Task instructions
Count the lines of the data that have the word "check", then report the number without anything else.

Data
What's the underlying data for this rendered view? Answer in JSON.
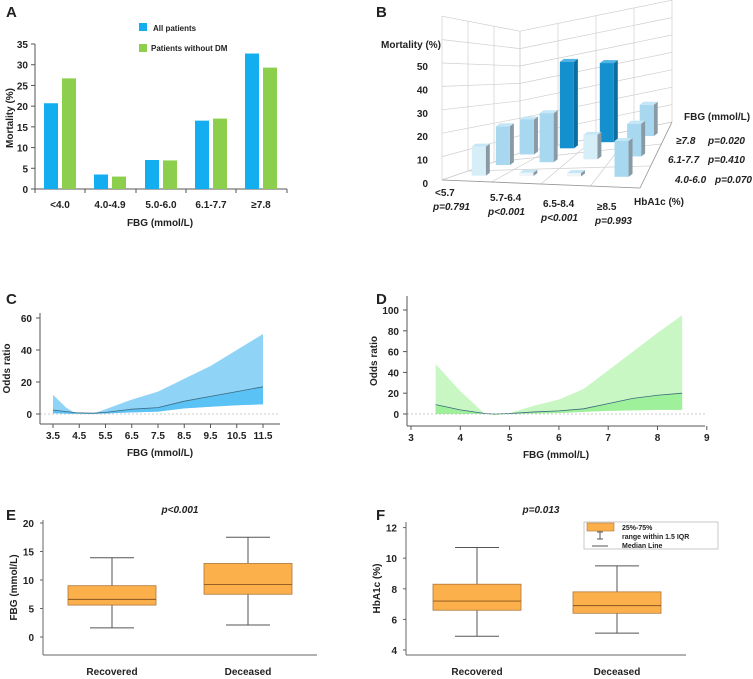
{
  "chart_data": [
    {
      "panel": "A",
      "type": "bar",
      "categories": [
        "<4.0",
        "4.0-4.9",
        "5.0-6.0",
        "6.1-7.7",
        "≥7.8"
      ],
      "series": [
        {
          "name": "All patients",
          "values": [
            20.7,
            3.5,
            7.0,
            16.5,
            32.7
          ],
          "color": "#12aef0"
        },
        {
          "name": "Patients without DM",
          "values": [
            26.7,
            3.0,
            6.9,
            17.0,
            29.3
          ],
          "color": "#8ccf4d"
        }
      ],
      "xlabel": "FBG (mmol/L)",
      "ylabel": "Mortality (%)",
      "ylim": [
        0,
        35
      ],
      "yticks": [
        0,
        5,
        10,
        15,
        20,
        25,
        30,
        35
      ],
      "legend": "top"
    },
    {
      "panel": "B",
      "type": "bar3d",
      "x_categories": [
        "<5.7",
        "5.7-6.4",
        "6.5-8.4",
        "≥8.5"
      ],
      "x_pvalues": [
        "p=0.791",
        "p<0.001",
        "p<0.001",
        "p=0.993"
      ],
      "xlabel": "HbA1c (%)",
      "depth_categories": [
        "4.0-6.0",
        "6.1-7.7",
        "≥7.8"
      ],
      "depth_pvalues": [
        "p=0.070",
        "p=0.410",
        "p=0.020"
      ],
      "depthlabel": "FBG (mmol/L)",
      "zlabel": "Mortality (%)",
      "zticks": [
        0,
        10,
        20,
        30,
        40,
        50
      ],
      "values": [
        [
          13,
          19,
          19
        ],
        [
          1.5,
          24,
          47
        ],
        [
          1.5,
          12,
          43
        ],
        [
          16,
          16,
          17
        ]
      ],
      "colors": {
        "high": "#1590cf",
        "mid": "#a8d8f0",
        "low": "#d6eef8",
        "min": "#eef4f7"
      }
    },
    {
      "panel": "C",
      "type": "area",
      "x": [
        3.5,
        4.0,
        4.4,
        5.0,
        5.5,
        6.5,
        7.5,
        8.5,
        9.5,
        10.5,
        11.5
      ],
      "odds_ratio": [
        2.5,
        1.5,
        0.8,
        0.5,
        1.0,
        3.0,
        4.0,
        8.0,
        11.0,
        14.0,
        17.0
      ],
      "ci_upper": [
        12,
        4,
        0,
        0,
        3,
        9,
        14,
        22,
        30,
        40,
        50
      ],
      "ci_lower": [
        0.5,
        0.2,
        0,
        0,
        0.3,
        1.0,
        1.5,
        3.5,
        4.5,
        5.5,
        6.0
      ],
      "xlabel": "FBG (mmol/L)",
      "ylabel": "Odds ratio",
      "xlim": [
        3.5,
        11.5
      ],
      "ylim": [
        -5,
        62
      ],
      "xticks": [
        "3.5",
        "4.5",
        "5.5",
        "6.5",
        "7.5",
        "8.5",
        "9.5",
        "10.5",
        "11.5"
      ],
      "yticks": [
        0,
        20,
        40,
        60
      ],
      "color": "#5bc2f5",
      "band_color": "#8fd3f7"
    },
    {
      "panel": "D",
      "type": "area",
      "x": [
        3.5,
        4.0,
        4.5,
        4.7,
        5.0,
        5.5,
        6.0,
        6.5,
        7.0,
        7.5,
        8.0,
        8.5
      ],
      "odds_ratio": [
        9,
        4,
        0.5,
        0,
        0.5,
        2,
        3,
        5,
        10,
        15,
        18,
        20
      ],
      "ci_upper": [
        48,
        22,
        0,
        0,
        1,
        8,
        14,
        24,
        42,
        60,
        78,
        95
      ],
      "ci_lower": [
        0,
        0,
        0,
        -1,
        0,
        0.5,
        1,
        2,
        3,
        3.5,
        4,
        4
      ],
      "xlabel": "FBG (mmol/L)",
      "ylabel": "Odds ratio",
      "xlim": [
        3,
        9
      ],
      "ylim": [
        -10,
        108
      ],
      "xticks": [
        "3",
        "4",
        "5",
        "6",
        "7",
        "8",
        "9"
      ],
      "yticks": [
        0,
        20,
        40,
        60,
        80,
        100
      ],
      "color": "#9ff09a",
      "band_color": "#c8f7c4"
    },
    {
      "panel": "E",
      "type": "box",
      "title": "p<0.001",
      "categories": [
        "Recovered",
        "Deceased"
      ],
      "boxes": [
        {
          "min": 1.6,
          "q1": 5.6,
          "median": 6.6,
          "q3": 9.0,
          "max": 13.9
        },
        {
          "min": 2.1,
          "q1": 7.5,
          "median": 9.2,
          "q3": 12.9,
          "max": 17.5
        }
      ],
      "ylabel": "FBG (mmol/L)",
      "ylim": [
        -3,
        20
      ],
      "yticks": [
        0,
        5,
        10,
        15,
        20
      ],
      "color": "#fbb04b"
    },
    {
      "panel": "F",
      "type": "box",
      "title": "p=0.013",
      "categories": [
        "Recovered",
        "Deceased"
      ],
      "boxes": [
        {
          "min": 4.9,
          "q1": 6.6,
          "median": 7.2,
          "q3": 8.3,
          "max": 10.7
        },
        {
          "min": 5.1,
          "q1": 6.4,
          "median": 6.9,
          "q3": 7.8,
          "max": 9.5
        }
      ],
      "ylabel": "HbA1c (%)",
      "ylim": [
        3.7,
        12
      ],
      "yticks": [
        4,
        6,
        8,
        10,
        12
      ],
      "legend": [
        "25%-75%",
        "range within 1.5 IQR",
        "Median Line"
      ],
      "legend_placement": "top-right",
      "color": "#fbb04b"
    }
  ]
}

---

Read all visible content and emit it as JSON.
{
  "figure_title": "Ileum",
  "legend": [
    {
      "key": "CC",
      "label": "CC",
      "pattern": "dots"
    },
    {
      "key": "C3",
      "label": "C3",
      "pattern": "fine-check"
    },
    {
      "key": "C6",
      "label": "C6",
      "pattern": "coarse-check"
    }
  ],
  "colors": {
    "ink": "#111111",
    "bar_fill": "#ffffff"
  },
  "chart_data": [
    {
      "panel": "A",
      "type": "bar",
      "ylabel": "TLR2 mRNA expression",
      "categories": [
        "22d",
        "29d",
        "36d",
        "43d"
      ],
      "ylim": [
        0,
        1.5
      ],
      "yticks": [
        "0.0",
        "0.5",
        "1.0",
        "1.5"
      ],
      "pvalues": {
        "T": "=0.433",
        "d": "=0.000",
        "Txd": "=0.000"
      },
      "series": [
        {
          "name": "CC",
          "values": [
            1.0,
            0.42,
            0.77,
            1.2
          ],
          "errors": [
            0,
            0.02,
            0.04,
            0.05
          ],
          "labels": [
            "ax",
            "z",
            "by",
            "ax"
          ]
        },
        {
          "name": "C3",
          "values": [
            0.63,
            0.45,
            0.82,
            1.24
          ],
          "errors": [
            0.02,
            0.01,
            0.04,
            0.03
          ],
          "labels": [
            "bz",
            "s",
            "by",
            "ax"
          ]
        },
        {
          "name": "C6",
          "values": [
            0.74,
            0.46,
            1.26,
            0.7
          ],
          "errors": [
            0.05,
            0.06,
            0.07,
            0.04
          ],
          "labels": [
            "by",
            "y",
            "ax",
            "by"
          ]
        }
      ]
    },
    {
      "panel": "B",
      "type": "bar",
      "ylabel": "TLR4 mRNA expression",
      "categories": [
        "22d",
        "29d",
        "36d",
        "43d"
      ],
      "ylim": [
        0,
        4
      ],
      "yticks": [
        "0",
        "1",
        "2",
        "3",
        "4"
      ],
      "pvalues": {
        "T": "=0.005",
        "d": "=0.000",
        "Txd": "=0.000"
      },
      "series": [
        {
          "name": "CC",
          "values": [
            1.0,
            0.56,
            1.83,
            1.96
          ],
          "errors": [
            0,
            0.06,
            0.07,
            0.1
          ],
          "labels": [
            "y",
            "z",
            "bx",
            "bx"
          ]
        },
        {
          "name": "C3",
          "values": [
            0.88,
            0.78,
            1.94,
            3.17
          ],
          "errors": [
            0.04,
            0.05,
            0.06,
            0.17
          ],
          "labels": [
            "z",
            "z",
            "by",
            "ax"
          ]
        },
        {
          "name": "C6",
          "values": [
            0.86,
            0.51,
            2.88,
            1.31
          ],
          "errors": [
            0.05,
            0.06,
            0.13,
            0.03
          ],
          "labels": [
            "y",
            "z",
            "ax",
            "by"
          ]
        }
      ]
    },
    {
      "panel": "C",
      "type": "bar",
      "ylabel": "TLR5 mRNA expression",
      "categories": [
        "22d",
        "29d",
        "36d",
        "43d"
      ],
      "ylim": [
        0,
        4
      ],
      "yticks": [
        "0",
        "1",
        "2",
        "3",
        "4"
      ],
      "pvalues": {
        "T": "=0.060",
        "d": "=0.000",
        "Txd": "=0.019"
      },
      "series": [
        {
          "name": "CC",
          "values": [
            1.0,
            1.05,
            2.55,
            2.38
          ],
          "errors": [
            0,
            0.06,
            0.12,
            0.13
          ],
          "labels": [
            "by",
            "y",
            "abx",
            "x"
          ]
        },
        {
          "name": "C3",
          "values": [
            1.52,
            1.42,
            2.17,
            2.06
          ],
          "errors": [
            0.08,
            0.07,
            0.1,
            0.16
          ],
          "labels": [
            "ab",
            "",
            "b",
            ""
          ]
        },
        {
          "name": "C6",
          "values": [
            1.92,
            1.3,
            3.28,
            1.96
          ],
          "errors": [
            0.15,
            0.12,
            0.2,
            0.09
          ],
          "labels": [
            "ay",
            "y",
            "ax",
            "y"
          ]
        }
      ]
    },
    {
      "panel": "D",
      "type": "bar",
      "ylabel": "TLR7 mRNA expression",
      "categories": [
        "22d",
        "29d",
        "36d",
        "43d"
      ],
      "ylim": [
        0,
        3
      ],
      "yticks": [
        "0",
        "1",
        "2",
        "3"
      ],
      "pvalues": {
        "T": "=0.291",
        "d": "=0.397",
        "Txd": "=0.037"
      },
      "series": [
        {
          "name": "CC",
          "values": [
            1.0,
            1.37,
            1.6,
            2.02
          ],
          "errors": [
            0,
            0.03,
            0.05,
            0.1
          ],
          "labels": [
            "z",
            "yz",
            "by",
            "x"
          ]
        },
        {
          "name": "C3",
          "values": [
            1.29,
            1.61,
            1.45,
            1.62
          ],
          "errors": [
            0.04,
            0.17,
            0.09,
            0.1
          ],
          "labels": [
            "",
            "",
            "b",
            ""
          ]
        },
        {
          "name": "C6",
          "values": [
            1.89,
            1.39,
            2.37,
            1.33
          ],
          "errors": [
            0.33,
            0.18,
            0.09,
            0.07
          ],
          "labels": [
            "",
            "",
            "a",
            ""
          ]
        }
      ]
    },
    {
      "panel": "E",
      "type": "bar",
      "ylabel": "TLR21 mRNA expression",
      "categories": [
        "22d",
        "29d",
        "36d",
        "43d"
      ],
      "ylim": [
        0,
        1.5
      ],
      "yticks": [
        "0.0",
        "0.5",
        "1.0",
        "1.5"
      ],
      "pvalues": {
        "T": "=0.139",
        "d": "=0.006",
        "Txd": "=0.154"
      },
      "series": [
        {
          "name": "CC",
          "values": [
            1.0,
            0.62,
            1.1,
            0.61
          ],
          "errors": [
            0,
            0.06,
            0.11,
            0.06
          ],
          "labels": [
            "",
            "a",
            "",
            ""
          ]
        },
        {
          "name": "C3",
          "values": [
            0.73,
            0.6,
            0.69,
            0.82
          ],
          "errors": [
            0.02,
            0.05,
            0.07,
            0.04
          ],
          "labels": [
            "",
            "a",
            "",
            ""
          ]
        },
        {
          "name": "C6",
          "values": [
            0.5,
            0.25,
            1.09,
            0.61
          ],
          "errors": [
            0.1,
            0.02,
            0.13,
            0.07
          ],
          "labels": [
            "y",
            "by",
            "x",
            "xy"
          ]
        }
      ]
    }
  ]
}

Exercise answer
2